- **Excerpted passage**
══════════

This is really shocking so I double checked my micrographs with a Manually Curate Exposures job. But things seems OK to me?

Most of the exposures do have a CTF fit resolution greater than 5 A though, is this likely the cause of issue? Feeding the Local CTF refined particles back into refinement jobs doesn’t improve the issues either. Is there any thing I can do at this stage to try to utilize this data set?

Many thanks in advance.

Iz

ops an error occurred: Sorry, new users can only put one embedded media item in a post.

And there are how the exposures look like:

image763×284 5.55 KB

Hi @Izana! Welcome to the forum! Let’s see if we can clear a few things up about CTF refinement.

The standalone Local CTF job

Starting with the most straightforward problem, it looks like your Local CTF job has an empty half-set. This can occur when the particles come straight from an Ab initio reconstruction job. If this is true, first refining the particles (using, e.g., Homogeneous Refinement) or re-splitting them (by, e.g., using Homogeneous Reconstruction Only with Force re-do GS split turned on) should solve this particular problem.

When to do CTF refinement

When you perform CTF refinement, you compare the particle images to projections of your volume and try to adjust any mismatch between the two by adjusting CTF parameters. As we mention in our guide page on CTF Refinement, this generally works best when the particle is rigid and the volume is already of pretty high quality (better than 4 Å for local CTF refinement and even higher resolution for global CTF refinement).

If your volume is still at around 10 Å, CTF refinements will probably not help (and may in fact make things worse)! Generally, we’d recommend trying to improve your map via cleanup (perhaps with Heterogeneous Refinement) and refinement of particle poses (through Homogeneous or Non-Uniform Refinement) before attempting CTF refinement.

I hope that helps! Please let me know if you have any more questions!

Dear rposert,

Thank you for your reply.

The error with CTF refinement went away after the half-sets were correctly split as you were suggesting. The input came from a failed NU-refinement nevertheless. I guess the failure in the previous job might have leads to the issue in the local CFT job.

══════════

- **Supplied data**

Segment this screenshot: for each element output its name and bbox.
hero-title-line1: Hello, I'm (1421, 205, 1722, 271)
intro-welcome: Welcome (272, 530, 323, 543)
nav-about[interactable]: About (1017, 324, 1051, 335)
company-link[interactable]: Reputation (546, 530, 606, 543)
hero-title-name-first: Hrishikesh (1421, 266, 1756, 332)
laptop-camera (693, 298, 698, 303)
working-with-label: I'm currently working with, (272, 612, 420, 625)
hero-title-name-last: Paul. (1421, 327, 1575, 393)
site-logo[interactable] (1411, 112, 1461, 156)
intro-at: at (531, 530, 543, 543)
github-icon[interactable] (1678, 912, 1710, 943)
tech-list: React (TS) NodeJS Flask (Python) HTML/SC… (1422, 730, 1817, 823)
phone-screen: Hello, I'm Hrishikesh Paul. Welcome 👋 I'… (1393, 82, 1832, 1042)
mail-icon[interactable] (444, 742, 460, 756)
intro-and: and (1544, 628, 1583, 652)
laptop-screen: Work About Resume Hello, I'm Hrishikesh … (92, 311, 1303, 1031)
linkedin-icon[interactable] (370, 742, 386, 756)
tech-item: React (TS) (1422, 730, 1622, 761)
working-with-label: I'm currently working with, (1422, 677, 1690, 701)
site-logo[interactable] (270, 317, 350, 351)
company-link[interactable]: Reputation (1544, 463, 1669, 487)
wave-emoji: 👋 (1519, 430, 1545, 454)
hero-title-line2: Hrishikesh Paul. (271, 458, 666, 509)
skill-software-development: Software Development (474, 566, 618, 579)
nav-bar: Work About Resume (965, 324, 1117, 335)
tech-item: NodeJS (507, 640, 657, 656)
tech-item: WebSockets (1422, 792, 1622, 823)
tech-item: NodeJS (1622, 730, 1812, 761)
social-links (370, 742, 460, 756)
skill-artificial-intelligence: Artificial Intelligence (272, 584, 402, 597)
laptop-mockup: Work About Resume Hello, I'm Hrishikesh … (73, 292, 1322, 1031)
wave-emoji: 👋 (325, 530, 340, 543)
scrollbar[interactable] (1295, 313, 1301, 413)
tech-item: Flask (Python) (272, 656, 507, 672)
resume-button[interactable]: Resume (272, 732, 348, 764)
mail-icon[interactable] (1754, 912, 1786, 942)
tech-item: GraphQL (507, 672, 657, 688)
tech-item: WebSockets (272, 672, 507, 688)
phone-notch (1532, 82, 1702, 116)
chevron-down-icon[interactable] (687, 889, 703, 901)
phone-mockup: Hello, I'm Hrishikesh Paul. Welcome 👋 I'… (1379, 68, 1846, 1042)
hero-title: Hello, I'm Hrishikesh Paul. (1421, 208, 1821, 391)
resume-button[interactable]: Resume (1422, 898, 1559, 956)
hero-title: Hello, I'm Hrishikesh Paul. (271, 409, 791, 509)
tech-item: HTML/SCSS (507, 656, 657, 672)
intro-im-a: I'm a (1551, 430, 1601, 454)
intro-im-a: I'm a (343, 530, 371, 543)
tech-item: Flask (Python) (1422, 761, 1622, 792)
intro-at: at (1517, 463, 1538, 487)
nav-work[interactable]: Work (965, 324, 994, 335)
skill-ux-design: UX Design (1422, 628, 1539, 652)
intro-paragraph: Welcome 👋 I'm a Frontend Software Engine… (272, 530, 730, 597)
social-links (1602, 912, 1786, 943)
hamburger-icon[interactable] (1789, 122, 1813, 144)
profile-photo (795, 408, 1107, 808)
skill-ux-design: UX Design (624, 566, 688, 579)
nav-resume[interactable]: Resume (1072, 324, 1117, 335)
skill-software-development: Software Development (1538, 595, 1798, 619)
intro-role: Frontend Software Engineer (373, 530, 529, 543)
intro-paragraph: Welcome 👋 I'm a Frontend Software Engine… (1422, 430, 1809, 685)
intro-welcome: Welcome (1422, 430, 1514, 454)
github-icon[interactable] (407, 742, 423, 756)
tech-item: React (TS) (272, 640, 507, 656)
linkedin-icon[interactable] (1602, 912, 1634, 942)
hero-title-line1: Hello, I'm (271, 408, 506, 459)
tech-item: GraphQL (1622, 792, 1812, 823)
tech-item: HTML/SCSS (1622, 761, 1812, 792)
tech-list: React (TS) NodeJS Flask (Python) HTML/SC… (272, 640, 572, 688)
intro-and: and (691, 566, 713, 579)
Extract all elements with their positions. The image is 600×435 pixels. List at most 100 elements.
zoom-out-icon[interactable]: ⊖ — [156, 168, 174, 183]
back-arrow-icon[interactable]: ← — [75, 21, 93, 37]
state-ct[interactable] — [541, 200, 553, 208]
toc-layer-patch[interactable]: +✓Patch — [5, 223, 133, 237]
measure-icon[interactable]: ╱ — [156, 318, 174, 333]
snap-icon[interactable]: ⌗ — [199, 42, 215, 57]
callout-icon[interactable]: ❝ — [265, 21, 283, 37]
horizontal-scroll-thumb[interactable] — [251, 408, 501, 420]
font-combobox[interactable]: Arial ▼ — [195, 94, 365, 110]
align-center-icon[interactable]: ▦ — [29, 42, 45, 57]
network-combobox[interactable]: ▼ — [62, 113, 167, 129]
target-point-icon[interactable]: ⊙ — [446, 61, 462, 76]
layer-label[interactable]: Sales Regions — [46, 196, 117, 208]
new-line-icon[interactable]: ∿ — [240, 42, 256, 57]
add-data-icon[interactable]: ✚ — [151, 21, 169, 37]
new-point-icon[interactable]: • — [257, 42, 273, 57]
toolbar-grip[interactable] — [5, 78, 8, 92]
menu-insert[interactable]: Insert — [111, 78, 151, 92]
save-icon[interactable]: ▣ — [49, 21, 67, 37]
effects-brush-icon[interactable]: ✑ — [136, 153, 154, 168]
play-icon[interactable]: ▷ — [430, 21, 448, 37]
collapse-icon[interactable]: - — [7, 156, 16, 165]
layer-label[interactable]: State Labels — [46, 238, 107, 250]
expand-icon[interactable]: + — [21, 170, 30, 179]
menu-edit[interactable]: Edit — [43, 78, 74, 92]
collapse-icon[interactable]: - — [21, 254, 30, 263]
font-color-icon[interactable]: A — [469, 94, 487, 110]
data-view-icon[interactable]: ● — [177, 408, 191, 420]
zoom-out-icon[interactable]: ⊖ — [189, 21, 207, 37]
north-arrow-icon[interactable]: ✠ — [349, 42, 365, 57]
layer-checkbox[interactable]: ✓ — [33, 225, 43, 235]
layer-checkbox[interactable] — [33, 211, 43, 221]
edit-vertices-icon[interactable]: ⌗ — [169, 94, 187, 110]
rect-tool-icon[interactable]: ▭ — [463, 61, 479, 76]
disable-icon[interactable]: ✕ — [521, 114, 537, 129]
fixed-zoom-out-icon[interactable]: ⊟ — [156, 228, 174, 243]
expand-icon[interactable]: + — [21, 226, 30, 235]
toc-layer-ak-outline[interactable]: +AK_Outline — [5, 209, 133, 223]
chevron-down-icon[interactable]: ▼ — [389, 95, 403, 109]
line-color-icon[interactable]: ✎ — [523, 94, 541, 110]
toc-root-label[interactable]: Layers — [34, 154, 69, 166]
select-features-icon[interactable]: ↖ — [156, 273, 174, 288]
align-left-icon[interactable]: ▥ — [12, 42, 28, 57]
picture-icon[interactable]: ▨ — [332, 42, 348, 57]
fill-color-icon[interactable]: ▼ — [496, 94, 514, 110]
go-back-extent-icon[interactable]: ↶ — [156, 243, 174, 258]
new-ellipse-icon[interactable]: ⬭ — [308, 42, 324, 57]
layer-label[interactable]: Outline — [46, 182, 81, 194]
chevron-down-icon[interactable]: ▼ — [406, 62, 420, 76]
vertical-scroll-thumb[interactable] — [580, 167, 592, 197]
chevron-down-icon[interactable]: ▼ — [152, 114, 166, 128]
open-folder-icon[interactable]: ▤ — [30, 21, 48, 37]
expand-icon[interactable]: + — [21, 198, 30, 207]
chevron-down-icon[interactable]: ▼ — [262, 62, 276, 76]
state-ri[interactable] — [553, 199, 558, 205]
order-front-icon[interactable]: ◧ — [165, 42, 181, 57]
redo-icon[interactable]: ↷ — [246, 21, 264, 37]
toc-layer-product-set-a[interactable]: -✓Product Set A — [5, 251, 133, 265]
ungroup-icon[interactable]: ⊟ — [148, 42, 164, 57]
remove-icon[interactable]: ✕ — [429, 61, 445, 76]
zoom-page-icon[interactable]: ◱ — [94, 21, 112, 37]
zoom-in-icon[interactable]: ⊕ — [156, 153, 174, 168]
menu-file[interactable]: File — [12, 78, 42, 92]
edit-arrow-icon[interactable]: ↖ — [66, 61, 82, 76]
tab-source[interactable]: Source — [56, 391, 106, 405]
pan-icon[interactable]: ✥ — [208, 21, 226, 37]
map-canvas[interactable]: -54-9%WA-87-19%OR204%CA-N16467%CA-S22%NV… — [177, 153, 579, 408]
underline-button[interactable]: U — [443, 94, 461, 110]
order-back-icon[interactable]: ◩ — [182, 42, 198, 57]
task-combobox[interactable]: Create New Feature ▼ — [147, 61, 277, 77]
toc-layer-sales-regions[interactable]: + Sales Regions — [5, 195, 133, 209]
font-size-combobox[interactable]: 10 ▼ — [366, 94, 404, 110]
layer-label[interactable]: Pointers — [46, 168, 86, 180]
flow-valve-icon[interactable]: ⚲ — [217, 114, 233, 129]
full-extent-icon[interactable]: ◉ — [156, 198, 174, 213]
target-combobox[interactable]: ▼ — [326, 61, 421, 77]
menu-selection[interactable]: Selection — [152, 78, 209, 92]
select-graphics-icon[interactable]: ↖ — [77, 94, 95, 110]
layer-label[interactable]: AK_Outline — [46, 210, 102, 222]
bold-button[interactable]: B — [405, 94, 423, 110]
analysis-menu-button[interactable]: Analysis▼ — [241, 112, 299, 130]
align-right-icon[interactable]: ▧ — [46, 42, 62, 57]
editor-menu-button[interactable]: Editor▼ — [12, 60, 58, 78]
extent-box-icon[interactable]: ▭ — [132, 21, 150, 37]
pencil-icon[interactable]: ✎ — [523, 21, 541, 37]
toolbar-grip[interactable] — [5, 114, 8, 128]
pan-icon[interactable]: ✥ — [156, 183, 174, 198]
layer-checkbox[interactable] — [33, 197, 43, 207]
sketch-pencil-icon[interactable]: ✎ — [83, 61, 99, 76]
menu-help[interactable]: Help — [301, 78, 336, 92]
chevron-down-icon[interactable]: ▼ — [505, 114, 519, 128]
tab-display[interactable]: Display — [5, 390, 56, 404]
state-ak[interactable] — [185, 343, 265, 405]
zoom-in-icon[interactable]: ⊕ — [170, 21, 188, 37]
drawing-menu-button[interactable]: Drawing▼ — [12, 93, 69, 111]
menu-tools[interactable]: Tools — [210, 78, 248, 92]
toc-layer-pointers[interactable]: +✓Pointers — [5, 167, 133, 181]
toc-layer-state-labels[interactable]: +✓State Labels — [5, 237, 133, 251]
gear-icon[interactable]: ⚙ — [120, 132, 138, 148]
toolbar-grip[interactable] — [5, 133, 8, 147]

══════════

- **Parts of the exercise**
(a) In the CTF refinement thread, what volume resolution does the reply say local CTF refinement generally needs?
(b) List every job the reply in the CTF refinement thread suggests running to fix the empty half-set or to improve the map.
(c) Continue the CTF refinement thread from the point where it stops.
The records play no part in what follows.

- **Answers by task**
(a) Better than 4 Å.

(b) Homogeneous Refinement, Homogeneous Reconstruction Only (with Force re-do GS split turned on), Heterogeneous Refinement, Non-Uniform Refinement

(c)
I’m aware that local CTF refinement is more about pushing the resolution further for higher resolution volume reconstruction. However, in this particular case, my Homogenous or NU-refinement jobs seems to be struggling. I have run several rounds of 2D classification and ab-initio jobs to clean up the particles beforehand. And according to the volume output from ab-intio, I’m already able see to the expected features from my membrane protein (looks like at 6-10 A already). But both homogenous and NU-refinement are only making the volumes worse, outputting the volumes at >20 A or fails with the CTF refinement error due to low resolution. According to the log it looks like particle defocus is really all over the places.

image1004×444 6.35 KB

As local CTF refinement which replies on half-maps in CS is only making things worse, is there any ways or tools that can help me with this issue?

Hi @Izana!

As you’ve observed, when the map is this poor, CTF refinement will almost always make results much worse. I’d therefore recommend you leave it off during refinements, and do not use standalone CTF refinement jobs either, until your map is much better (maybe better than 4 Å for local refinement).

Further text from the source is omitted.